## Exercise directions
In the entries below, find the lines that contain the word "will" and copy them.

## Material for this exercise
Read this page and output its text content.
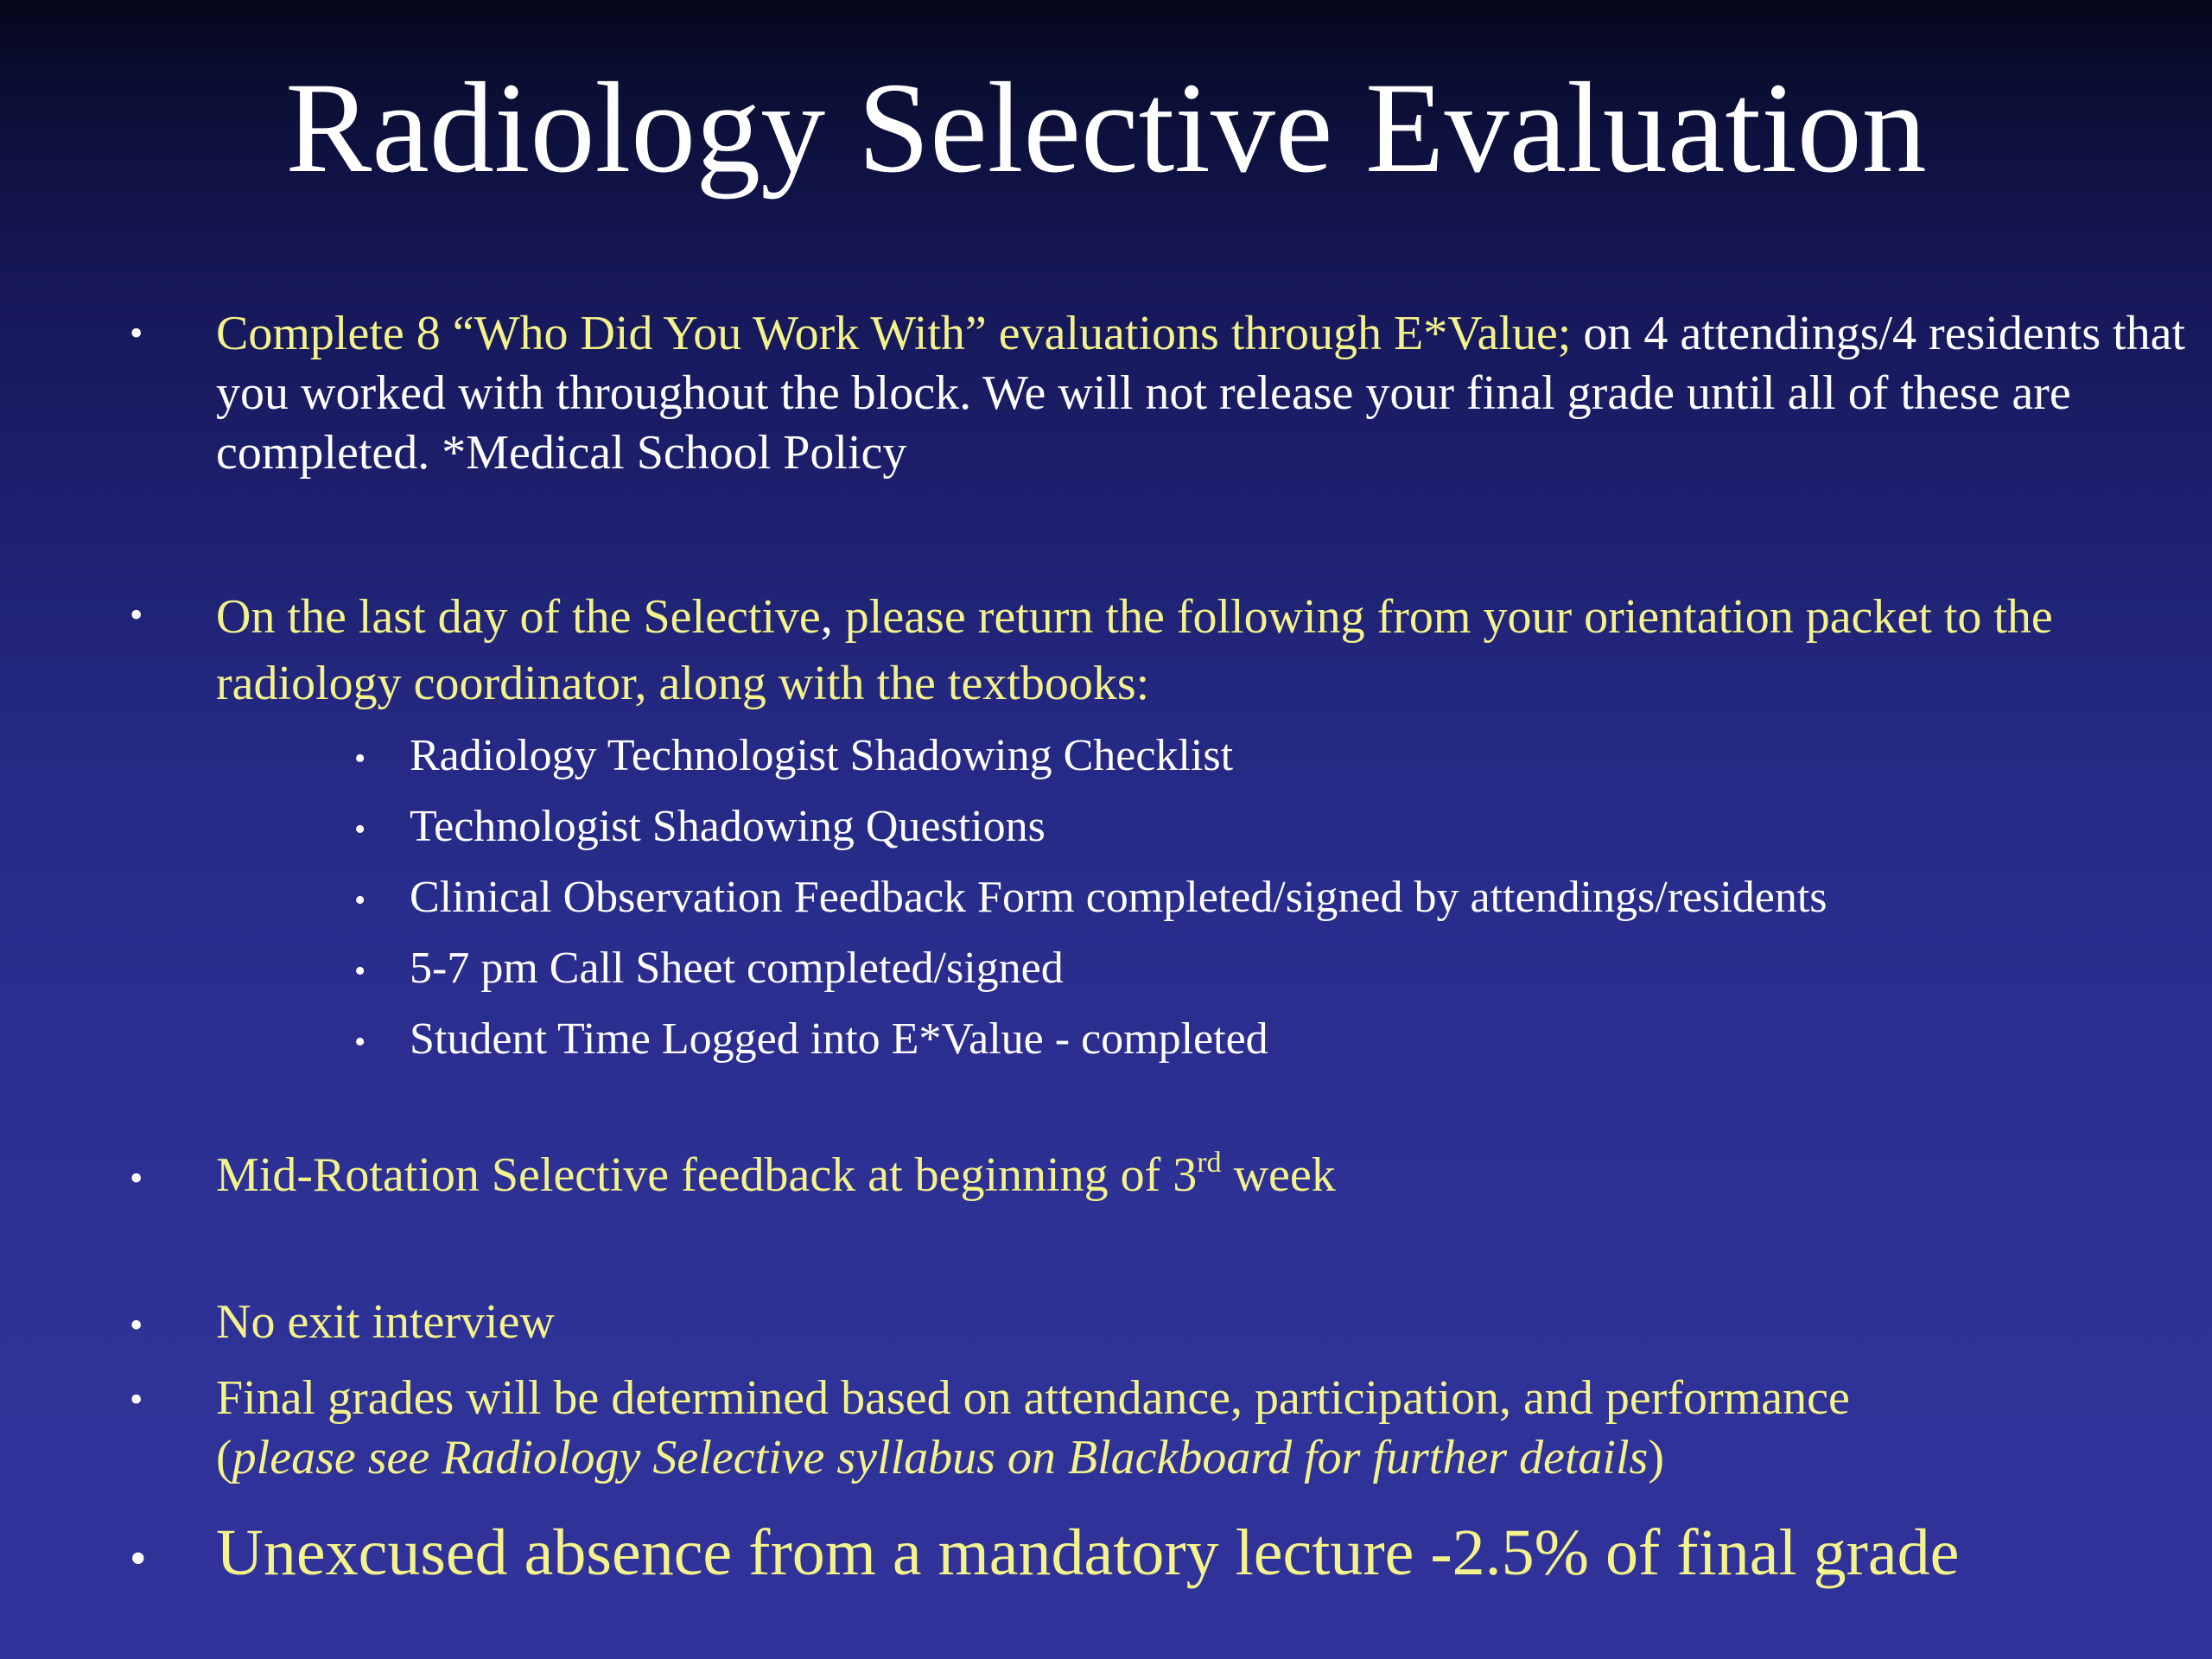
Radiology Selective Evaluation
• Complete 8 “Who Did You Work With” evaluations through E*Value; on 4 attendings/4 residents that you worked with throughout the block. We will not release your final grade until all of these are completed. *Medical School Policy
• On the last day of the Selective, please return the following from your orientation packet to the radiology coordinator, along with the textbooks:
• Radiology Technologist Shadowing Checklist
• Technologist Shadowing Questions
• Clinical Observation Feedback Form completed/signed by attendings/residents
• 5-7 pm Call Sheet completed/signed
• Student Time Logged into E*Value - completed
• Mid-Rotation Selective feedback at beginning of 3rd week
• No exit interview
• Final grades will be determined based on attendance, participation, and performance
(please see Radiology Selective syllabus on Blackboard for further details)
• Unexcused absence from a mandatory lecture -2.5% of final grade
* * *
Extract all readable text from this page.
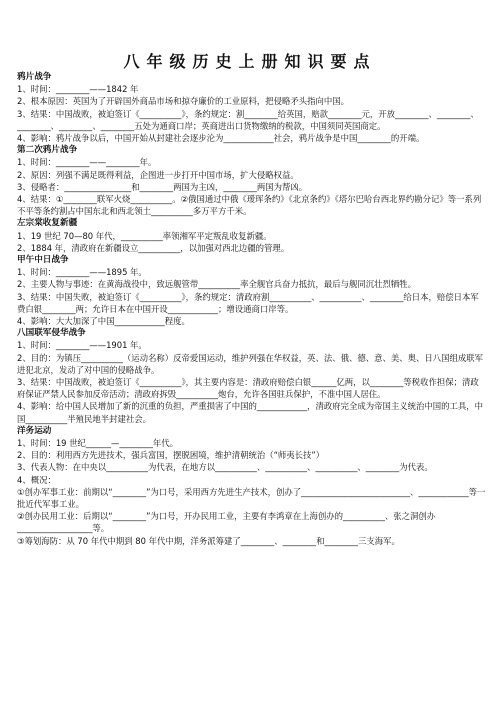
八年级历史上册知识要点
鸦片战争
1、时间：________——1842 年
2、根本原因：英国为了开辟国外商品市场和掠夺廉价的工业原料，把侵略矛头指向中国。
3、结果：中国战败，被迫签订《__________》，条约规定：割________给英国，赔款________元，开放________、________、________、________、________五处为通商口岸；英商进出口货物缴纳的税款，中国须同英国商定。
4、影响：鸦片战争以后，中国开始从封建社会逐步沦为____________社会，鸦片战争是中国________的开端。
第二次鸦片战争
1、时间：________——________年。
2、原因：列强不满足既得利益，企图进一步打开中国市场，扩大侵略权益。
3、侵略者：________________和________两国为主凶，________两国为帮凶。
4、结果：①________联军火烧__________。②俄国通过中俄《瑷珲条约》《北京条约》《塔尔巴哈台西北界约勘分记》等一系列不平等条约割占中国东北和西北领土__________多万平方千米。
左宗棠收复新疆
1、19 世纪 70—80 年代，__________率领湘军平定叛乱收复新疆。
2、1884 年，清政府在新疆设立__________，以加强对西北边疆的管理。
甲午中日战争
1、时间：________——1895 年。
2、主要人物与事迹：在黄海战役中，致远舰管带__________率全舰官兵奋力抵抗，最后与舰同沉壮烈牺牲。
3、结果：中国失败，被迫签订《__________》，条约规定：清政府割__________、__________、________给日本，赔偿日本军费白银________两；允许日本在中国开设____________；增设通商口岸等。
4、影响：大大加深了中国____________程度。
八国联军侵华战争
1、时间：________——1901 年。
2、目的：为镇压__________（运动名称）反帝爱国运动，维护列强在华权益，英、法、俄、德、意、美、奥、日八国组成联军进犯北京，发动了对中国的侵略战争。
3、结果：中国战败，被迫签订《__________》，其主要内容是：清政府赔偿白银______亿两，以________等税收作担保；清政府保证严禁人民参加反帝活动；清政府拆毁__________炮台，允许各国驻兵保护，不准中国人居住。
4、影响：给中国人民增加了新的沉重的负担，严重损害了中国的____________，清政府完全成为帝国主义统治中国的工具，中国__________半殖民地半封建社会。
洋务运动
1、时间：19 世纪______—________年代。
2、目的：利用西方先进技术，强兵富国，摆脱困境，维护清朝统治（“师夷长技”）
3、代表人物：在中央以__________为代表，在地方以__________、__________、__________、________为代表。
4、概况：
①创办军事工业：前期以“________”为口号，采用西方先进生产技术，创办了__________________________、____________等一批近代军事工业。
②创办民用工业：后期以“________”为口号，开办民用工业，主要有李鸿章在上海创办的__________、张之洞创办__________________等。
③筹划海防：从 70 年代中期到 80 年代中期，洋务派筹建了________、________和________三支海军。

## Problem solution
• Complete 8 “Who Did You Work With” evaluations through E*Value; on 4 attendings/4 residents that you worked with throughout the block. We will not release your final grade until all of these are completed. *Medical School Policy
• Final grades will be determined based on attendance, participation, and performance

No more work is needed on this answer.